▼

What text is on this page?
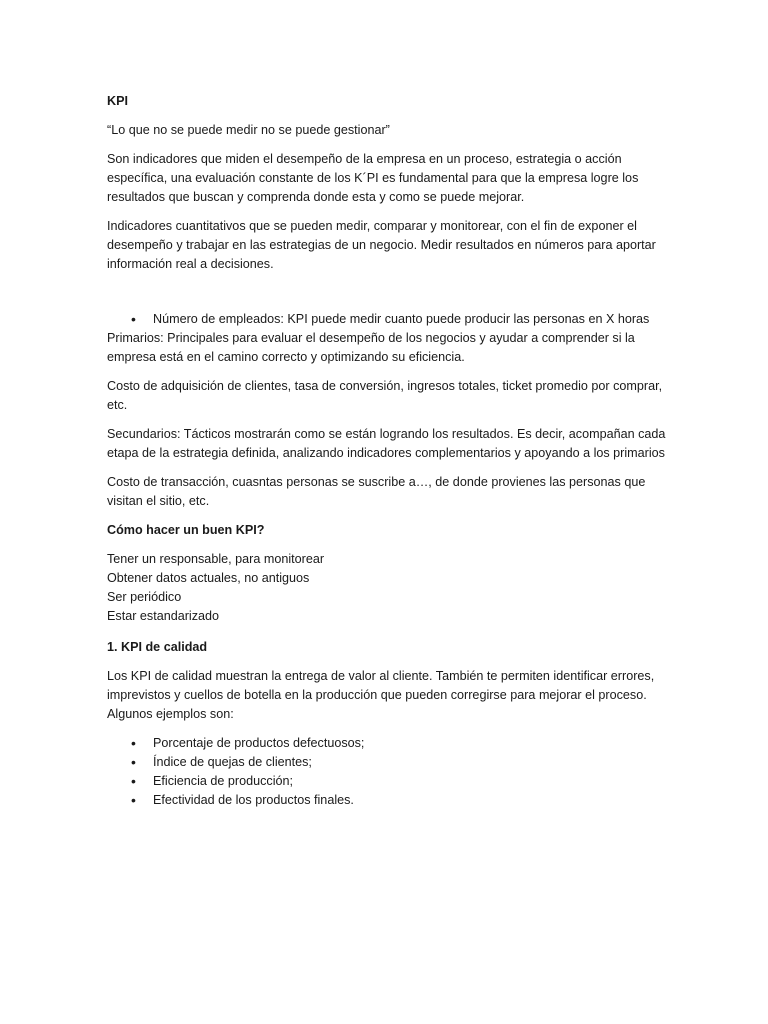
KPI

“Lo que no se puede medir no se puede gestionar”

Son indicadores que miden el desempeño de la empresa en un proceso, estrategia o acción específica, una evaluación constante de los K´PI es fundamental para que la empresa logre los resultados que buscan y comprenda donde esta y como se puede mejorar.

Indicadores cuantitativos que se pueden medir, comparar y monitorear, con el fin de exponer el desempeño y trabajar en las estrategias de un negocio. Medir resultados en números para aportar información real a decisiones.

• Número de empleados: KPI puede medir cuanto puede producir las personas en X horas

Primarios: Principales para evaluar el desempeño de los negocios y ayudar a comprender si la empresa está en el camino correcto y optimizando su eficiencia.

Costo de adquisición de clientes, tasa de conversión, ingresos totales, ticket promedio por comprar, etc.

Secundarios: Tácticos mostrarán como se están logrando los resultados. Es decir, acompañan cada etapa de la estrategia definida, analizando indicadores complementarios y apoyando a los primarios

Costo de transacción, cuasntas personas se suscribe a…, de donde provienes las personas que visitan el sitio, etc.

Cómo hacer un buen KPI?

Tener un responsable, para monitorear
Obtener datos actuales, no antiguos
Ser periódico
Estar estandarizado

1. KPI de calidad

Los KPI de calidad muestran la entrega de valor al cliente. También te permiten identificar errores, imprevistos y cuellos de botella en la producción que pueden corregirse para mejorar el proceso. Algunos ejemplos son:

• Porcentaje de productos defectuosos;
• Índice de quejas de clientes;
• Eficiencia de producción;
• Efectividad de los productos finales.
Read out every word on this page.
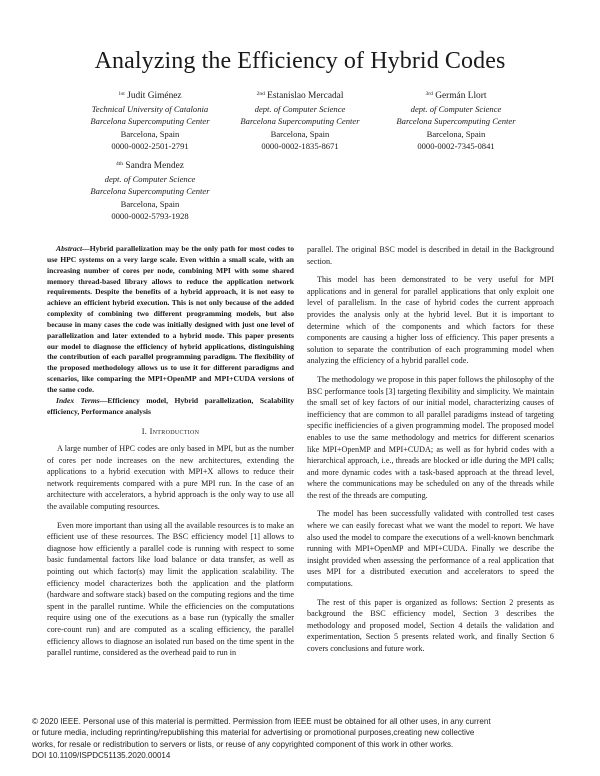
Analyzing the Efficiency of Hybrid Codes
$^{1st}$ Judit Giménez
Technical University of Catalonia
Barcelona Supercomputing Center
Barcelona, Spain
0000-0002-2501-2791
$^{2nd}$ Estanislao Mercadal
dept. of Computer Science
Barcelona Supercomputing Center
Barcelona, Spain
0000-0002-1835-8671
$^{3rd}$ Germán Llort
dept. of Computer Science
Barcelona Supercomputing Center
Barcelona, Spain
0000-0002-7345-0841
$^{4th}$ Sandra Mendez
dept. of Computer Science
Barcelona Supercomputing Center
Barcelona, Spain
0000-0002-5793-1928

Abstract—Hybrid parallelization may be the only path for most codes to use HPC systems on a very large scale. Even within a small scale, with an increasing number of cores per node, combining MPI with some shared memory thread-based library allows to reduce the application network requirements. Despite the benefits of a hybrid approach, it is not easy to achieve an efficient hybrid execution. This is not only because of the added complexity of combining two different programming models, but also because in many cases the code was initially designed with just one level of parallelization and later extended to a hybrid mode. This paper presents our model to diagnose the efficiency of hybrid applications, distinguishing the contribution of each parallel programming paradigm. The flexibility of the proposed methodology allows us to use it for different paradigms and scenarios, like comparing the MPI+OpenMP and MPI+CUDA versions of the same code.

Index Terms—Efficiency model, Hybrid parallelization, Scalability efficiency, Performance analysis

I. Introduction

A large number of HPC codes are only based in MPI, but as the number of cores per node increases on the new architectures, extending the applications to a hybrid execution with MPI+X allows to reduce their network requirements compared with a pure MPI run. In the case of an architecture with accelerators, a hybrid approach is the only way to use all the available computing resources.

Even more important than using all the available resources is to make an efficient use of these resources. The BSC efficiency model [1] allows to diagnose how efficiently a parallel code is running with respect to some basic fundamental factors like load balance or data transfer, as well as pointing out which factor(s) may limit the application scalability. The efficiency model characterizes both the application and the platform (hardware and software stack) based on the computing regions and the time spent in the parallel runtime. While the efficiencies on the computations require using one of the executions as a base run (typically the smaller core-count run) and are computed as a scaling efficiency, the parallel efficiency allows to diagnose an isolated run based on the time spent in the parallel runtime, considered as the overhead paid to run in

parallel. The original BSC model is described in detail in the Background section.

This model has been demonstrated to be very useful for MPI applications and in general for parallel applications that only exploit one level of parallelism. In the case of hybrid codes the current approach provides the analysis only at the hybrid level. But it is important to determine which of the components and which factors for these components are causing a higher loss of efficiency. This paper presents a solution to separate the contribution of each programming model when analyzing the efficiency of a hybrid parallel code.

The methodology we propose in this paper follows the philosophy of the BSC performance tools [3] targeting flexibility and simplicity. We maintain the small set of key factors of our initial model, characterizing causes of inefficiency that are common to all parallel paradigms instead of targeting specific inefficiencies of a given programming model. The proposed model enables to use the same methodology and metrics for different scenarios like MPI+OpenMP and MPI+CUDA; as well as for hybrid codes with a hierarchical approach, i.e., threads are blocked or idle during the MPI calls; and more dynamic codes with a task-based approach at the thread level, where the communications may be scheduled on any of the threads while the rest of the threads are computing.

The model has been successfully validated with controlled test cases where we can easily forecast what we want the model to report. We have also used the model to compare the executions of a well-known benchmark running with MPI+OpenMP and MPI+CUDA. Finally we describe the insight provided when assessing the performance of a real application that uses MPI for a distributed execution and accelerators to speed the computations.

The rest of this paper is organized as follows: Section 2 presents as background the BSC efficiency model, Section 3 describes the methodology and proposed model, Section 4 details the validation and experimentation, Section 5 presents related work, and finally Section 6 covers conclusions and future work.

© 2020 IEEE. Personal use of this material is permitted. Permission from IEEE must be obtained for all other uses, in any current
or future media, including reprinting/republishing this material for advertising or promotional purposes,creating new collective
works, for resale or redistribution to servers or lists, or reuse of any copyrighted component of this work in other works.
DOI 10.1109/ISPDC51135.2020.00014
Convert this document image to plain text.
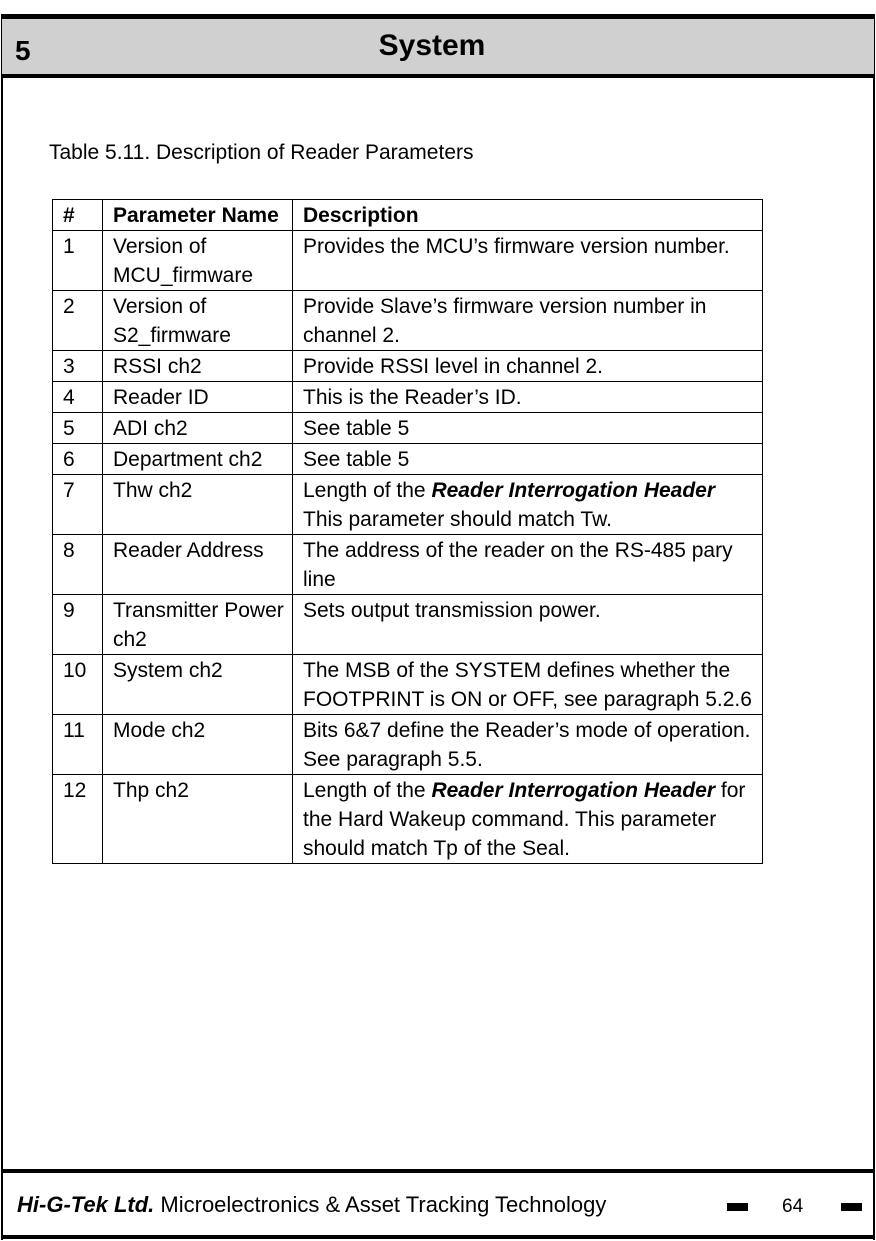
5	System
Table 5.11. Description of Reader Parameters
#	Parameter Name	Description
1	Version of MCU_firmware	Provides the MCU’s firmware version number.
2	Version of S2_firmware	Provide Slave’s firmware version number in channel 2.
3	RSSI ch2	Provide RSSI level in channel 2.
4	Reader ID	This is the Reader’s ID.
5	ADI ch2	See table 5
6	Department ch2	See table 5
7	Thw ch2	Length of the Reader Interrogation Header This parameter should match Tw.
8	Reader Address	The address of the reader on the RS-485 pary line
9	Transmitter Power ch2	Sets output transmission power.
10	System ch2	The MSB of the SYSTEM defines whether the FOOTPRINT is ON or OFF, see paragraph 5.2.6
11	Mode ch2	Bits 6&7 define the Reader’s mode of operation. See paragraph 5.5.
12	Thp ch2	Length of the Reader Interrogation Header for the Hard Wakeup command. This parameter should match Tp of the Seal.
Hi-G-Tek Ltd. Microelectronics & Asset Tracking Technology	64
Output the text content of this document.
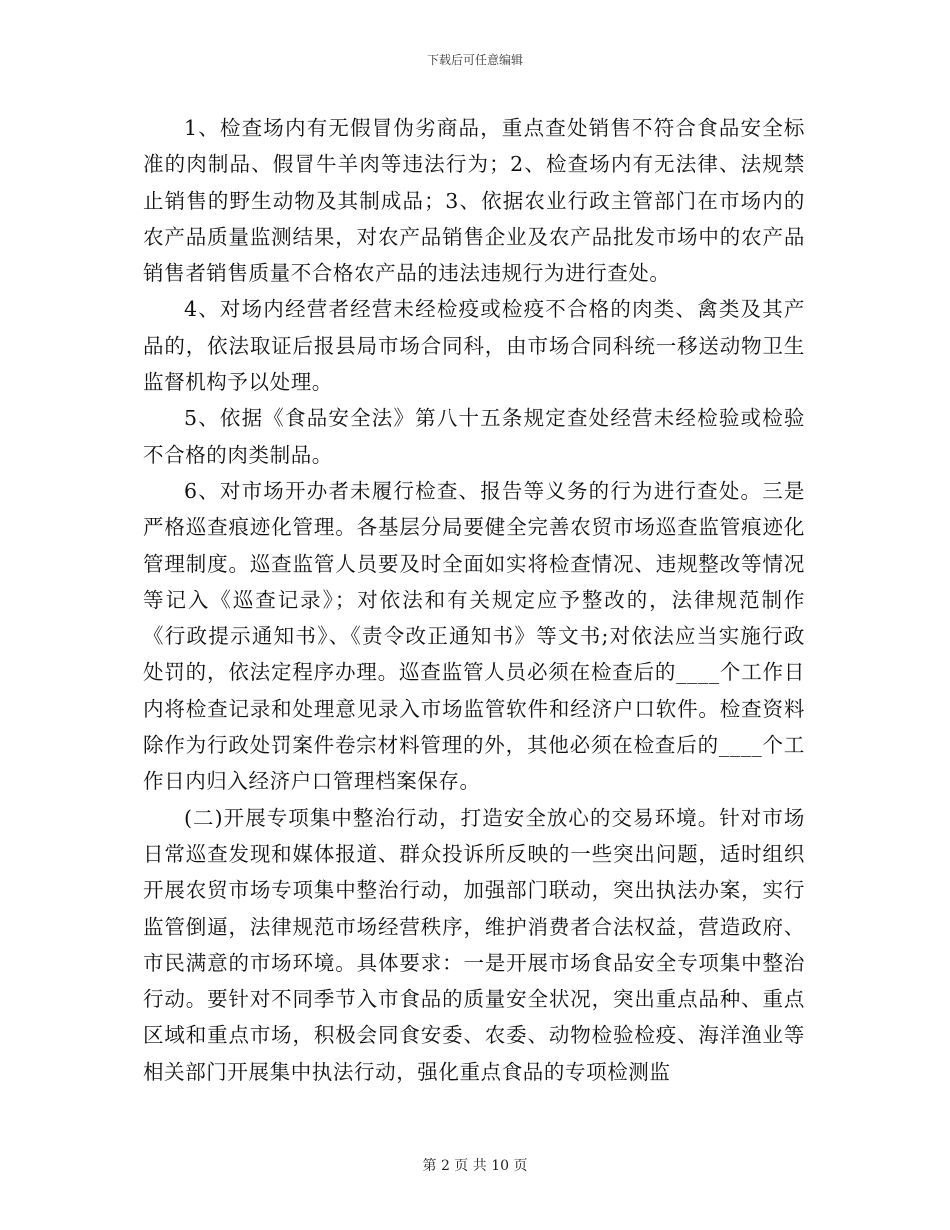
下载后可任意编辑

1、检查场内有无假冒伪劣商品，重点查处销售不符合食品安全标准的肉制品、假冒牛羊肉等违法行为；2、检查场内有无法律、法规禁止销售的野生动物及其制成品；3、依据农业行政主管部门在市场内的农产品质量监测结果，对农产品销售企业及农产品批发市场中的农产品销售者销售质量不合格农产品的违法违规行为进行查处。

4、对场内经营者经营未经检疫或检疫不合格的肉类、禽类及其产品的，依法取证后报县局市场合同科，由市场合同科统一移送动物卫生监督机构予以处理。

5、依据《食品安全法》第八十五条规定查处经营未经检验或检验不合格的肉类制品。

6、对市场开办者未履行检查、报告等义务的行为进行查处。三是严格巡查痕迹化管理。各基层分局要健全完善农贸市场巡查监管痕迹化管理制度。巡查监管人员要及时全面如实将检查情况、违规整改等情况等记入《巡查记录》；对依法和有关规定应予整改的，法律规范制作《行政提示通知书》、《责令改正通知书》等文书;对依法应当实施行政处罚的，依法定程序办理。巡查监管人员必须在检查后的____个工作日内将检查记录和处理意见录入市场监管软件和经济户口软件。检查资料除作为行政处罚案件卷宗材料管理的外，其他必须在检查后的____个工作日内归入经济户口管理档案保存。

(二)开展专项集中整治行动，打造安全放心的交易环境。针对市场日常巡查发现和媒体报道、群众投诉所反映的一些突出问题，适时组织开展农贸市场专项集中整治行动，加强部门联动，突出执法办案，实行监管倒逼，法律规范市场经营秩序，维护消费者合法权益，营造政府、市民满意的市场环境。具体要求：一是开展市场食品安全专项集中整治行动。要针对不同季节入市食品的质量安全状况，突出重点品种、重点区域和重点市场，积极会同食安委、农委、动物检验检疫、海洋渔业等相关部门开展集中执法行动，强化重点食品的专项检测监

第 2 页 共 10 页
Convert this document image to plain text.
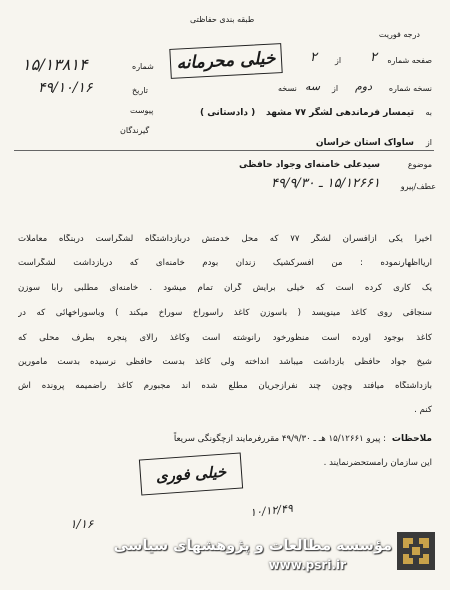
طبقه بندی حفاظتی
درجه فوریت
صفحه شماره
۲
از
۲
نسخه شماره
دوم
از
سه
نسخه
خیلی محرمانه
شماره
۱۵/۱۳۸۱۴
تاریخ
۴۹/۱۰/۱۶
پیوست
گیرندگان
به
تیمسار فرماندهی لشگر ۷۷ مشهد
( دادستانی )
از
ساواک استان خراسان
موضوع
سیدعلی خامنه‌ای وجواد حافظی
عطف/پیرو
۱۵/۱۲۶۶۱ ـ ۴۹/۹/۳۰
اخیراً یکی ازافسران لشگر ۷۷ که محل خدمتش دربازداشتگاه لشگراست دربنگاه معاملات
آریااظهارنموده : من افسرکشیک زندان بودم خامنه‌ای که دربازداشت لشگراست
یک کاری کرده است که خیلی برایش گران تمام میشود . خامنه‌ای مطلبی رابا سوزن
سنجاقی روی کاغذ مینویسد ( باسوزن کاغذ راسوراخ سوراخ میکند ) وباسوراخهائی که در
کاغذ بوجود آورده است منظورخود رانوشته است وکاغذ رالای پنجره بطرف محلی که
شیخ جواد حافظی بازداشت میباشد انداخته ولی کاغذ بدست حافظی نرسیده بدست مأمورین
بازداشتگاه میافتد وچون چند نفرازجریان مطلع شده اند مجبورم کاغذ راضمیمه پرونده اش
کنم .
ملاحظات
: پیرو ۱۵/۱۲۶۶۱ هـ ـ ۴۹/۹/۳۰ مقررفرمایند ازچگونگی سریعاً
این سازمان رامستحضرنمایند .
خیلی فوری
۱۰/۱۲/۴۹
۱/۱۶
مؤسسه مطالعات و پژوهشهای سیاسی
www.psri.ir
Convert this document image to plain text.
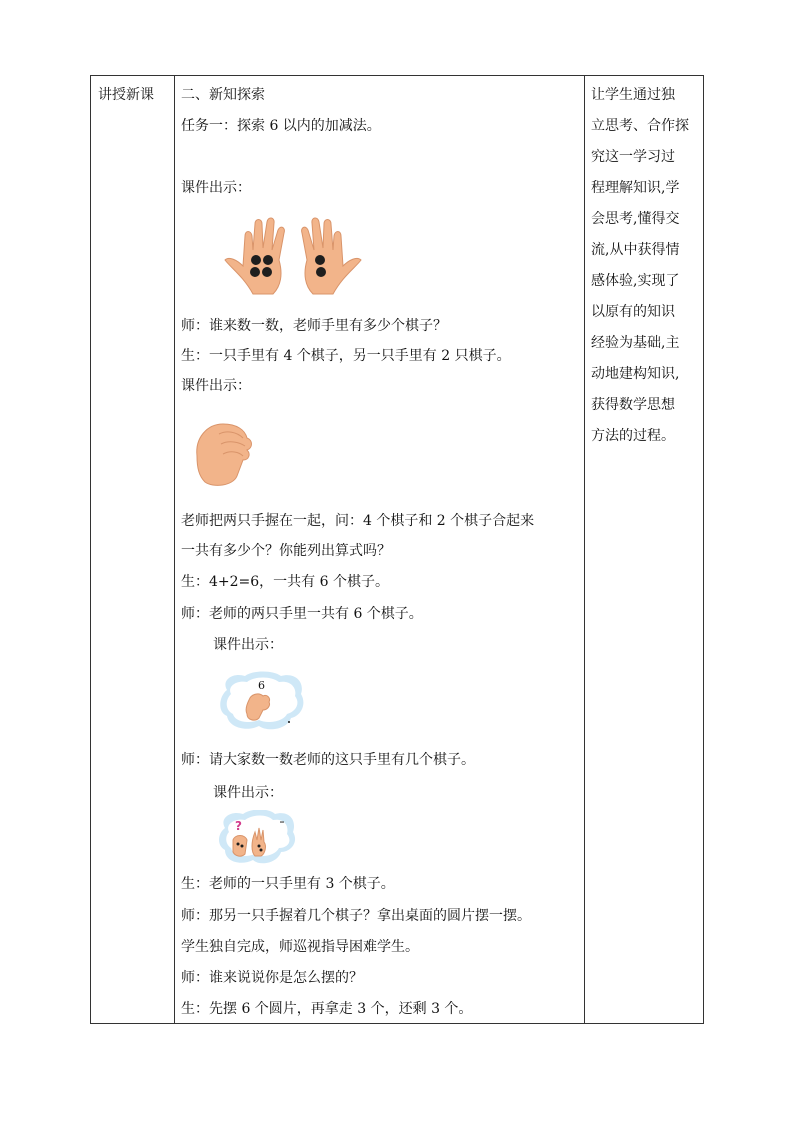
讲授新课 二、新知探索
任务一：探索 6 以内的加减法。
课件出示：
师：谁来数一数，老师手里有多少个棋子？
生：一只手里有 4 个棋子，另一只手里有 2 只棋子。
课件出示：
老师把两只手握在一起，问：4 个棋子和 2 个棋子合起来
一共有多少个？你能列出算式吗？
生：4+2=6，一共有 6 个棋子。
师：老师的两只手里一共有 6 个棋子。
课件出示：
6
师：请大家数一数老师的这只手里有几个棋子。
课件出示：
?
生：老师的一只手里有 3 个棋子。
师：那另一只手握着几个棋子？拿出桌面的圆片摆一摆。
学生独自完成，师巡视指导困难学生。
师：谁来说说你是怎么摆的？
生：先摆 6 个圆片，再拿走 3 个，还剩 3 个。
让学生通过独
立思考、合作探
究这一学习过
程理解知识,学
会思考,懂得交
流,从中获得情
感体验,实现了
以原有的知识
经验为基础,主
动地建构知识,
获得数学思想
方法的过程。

▲

[GOAL]
Find the string "خامنه" in the entries above and return each line that holds it.

[RESPONSE BELOW]
سیدعلی خامنه‌ای وجواد حافظی
آریااظهارنموده : من افسرکشیک زندان بودم خامنه‌ای که دربازداشت لشگراست
یک کاری کرده است که خیلی برایش گران تمام میشود . خامنه‌ای مطلبی رابا سوزن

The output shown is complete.